What needs to be done >>
Below are some records. How many of their lines contain the string "jantung"? Give the number only.

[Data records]
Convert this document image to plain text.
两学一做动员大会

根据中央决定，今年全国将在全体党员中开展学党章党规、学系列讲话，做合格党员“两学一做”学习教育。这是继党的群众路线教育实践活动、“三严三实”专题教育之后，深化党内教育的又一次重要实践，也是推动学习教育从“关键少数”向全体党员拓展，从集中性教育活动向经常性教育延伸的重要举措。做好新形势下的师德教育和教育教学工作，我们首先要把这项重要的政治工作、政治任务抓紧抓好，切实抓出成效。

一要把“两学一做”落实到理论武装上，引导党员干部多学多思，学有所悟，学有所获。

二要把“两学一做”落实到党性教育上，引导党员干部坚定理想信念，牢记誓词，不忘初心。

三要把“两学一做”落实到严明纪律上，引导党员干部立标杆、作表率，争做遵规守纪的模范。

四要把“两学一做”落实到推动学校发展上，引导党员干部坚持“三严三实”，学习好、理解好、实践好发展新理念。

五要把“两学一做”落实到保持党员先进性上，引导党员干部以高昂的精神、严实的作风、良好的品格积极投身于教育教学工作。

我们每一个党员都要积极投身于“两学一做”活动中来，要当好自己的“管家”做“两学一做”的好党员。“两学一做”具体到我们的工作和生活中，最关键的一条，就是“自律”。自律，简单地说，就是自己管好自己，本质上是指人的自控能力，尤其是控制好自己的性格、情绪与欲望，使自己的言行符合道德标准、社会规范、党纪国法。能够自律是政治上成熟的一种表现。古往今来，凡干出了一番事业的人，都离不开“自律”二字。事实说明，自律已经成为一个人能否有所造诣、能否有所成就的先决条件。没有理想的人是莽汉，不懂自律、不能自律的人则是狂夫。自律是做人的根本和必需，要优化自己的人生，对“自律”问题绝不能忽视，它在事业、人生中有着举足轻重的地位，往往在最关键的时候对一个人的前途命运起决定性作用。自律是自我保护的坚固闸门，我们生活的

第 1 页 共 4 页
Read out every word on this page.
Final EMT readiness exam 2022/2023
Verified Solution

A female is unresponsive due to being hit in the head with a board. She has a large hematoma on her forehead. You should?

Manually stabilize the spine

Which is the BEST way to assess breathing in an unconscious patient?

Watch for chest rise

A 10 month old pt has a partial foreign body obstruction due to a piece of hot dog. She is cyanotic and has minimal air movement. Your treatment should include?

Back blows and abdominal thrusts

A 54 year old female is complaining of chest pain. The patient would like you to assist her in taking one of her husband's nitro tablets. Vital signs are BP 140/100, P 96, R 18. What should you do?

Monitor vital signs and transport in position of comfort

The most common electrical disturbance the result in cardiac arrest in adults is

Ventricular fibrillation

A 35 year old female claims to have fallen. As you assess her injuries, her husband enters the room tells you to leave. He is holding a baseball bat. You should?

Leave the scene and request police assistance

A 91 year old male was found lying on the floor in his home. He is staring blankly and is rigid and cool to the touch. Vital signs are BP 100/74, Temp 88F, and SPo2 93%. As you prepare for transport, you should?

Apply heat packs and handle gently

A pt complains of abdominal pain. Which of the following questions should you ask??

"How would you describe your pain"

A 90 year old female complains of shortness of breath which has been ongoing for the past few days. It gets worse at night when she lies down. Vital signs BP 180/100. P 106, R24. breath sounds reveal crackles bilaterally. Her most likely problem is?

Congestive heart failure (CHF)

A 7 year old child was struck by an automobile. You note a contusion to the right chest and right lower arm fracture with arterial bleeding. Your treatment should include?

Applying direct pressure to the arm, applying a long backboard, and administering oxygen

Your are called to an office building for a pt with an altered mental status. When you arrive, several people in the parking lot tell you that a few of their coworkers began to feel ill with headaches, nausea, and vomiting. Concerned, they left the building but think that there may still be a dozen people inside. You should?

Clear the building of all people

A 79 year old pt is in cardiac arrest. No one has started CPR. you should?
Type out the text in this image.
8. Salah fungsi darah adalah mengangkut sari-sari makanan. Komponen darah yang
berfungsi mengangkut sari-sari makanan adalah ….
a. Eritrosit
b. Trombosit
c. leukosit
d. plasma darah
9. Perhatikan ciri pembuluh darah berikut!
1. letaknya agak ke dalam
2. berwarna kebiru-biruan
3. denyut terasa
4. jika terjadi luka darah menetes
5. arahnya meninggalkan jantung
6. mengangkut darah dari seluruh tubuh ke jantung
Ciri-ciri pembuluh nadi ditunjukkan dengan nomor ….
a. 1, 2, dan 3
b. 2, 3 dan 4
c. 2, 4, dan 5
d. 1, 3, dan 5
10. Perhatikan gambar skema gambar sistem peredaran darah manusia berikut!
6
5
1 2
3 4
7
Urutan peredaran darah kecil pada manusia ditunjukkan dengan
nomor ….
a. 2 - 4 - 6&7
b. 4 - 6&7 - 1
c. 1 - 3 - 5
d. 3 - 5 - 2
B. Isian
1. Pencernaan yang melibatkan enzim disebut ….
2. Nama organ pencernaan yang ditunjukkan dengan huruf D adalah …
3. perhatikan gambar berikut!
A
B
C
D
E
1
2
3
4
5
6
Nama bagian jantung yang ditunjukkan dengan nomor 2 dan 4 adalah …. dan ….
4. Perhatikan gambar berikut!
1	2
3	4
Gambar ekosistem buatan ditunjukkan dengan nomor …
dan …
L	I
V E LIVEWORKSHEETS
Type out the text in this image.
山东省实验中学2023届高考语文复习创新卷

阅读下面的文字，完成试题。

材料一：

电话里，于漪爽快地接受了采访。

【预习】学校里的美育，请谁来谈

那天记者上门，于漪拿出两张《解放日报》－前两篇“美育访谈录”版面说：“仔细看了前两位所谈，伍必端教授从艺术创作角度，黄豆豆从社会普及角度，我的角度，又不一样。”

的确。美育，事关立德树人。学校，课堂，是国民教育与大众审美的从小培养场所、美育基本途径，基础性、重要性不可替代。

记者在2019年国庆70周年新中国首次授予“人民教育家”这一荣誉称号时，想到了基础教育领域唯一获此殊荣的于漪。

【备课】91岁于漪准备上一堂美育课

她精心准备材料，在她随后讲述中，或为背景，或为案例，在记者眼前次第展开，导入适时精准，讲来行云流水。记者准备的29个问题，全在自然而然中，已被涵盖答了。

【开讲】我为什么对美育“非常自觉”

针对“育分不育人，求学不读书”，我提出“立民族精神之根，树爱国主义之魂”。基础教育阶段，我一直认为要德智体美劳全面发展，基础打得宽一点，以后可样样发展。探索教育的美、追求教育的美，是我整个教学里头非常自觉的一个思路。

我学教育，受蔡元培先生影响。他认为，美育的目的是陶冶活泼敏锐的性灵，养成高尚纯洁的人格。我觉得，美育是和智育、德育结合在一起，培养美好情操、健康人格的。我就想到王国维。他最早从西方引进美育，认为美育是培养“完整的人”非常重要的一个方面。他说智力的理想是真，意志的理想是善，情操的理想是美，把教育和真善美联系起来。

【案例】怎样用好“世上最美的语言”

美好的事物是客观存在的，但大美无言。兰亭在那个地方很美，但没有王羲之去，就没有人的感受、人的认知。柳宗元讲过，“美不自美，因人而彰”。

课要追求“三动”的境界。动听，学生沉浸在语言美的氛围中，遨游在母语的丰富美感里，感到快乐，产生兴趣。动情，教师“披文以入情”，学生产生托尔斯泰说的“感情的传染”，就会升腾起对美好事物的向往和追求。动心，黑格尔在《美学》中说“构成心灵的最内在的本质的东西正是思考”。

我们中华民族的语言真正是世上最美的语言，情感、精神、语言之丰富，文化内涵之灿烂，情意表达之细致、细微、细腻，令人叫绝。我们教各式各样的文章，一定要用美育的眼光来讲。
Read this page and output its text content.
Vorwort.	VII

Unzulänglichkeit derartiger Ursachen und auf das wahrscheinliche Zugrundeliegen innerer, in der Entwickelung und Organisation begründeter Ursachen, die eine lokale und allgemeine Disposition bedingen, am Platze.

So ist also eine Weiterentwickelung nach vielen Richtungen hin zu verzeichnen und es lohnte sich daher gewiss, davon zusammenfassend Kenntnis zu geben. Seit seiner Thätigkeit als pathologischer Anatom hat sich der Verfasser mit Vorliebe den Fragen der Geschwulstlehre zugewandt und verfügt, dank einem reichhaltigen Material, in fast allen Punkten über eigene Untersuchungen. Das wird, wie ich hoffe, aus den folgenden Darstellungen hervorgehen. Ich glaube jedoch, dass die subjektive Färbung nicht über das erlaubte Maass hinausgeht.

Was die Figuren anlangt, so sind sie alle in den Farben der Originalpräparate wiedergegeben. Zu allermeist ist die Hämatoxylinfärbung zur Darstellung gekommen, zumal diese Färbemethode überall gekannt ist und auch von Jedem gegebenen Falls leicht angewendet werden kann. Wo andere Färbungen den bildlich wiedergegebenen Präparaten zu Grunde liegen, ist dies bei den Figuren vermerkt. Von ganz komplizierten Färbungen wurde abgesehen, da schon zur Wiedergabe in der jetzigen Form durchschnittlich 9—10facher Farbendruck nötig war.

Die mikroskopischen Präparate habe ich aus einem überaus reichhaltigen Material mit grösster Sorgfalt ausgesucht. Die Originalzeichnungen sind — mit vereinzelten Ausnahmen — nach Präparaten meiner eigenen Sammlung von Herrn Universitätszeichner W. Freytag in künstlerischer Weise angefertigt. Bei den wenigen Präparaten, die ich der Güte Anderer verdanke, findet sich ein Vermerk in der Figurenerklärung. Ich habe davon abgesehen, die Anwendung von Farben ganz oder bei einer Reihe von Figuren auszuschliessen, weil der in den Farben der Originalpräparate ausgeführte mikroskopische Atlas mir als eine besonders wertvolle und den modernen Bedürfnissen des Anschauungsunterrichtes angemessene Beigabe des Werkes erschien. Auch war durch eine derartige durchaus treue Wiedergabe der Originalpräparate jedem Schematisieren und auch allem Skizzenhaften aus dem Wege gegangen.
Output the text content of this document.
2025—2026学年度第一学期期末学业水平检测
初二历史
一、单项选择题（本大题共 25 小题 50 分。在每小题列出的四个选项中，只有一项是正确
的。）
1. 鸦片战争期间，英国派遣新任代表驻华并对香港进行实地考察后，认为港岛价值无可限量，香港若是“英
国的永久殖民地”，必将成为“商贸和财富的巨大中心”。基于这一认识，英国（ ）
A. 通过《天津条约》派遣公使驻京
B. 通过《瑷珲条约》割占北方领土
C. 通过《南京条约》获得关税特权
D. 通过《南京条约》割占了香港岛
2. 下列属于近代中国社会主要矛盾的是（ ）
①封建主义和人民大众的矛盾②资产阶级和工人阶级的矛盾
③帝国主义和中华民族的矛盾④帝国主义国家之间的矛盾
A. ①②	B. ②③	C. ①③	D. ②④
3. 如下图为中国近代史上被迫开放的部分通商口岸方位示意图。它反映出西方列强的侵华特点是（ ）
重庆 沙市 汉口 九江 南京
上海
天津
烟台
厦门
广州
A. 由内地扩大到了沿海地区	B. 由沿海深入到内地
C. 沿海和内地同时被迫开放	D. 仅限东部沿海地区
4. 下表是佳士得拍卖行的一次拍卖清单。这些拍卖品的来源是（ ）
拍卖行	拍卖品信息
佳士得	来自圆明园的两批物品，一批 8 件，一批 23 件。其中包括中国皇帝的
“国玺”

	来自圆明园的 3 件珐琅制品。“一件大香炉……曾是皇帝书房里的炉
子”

Final result >>
3